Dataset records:
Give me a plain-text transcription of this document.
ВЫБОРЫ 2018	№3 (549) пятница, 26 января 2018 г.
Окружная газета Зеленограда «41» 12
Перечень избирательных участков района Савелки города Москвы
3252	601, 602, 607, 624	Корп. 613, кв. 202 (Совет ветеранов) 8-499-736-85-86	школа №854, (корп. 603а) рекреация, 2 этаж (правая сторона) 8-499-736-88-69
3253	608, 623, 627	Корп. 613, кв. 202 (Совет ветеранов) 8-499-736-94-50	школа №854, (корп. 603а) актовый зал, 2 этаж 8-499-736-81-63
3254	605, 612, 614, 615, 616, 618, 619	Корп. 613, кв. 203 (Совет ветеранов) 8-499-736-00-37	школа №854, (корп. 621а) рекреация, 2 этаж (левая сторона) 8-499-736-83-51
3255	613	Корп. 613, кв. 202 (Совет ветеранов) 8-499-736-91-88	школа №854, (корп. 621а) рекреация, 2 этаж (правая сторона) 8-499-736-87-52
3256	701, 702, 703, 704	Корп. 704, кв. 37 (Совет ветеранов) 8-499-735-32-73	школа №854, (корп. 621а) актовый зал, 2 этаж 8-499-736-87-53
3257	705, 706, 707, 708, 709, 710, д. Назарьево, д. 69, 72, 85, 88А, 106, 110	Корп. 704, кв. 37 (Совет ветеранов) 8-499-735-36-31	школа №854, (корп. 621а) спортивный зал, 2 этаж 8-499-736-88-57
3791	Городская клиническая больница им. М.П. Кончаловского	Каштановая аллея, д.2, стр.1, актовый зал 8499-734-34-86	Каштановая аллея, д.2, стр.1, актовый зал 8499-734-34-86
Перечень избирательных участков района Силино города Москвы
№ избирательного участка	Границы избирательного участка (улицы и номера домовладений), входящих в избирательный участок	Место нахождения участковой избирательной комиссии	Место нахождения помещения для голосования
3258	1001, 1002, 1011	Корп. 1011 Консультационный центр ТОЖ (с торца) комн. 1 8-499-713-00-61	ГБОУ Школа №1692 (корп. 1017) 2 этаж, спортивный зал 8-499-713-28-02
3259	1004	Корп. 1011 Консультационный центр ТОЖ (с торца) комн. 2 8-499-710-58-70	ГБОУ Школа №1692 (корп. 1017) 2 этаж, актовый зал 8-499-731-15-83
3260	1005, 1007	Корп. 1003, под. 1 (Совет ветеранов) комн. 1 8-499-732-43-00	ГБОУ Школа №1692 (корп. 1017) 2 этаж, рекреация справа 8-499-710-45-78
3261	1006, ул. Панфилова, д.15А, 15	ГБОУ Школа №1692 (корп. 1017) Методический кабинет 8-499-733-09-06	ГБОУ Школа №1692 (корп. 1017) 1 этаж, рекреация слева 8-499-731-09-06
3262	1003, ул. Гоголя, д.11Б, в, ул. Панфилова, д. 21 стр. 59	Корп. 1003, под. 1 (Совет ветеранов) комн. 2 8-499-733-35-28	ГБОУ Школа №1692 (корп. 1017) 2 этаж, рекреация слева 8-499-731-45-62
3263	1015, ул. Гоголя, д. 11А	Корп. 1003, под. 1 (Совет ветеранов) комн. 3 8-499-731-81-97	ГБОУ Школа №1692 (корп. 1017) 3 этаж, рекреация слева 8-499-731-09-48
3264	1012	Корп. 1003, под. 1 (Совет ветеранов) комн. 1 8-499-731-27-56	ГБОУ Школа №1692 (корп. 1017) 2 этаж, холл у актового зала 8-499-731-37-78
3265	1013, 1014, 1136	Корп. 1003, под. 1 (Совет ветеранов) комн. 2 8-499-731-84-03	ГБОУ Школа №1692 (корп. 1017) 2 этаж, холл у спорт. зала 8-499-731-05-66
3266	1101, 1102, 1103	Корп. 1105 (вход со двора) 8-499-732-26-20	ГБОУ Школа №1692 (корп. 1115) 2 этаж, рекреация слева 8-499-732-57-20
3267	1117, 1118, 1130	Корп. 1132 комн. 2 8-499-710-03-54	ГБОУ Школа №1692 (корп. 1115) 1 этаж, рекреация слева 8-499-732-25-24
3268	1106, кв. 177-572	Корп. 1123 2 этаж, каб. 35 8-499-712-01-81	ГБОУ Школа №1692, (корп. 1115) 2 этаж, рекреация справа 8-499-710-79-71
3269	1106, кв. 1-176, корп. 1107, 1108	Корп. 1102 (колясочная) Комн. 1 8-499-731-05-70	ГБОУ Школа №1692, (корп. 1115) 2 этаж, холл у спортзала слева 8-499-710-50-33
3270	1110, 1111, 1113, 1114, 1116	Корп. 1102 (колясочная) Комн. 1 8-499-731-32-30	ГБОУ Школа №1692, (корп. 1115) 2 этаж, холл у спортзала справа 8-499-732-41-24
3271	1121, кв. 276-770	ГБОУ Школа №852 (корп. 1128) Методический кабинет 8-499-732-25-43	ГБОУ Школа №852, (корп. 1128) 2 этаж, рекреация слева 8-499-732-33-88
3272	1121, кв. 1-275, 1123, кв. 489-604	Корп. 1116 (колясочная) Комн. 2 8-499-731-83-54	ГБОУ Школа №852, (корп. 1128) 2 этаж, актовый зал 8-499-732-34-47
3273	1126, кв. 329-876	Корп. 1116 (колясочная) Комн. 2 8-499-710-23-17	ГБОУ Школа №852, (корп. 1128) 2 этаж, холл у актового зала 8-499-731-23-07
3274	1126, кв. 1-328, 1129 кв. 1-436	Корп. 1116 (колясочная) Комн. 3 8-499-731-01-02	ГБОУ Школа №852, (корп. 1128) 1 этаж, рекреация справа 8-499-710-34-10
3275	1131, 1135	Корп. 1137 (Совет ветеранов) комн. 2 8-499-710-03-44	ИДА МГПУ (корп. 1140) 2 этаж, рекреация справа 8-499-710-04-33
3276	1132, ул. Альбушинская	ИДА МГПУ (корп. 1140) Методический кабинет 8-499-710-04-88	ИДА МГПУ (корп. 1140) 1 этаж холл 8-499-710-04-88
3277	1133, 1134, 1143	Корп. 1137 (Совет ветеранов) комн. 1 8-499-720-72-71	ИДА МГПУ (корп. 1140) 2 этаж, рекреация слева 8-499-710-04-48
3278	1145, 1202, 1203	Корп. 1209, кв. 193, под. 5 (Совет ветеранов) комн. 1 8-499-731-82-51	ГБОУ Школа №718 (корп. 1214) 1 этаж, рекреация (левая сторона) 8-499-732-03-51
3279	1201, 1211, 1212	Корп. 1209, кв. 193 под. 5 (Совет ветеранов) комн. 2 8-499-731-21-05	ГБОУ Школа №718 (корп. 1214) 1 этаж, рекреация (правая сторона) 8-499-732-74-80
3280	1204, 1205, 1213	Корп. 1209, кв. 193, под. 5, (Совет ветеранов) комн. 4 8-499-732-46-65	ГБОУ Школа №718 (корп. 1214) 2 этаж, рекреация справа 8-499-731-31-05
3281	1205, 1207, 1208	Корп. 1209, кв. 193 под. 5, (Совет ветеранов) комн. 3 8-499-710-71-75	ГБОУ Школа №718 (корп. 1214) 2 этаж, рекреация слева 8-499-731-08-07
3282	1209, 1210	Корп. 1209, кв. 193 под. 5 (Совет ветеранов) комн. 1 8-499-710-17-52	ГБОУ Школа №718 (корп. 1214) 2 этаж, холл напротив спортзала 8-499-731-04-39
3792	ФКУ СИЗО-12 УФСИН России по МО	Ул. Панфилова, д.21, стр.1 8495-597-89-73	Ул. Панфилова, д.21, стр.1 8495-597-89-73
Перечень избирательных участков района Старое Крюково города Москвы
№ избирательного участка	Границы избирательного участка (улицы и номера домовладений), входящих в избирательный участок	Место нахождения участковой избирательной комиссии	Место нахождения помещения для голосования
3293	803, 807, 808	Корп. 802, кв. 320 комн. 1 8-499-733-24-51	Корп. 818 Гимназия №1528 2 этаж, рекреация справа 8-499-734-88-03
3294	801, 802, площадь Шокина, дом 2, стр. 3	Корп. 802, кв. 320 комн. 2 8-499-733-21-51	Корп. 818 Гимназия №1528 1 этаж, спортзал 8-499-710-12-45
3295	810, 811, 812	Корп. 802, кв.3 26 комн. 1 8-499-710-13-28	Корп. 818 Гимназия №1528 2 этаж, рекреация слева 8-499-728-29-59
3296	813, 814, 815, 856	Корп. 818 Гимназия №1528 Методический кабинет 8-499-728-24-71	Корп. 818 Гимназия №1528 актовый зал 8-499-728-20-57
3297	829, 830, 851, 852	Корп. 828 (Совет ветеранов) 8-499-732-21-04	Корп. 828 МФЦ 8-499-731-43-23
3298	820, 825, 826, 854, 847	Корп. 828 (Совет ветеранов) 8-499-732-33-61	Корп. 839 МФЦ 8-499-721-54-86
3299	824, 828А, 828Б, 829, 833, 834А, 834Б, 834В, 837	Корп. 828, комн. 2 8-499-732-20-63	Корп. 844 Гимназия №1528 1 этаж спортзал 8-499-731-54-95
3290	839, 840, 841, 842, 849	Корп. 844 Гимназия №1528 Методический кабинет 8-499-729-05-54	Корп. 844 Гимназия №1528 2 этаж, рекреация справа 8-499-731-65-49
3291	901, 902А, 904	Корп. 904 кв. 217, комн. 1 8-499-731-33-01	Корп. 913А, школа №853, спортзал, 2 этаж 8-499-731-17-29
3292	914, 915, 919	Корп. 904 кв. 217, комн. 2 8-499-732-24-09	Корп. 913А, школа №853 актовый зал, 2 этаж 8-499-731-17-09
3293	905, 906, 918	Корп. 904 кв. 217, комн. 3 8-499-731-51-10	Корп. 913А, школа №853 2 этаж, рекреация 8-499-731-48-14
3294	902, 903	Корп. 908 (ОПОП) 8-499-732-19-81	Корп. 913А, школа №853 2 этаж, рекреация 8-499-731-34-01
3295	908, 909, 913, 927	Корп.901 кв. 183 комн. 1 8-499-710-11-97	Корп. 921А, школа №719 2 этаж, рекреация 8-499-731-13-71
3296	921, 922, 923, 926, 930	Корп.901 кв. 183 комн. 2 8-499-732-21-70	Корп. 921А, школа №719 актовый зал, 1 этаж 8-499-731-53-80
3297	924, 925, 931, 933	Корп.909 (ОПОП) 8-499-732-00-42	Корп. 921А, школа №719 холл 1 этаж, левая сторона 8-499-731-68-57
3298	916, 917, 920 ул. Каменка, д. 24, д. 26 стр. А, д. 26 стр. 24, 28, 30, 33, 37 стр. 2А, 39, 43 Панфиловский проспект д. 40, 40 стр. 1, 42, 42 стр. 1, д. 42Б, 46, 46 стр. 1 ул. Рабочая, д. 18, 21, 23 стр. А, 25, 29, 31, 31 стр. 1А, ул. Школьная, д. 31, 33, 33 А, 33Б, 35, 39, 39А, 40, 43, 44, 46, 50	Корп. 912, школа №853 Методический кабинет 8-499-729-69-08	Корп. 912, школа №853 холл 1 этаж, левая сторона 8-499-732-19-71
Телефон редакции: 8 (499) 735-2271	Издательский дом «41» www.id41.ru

> [WORK REQUIRED]
Determine how many lines include the string "города". Give no answer but the number.

> [REPLY]
3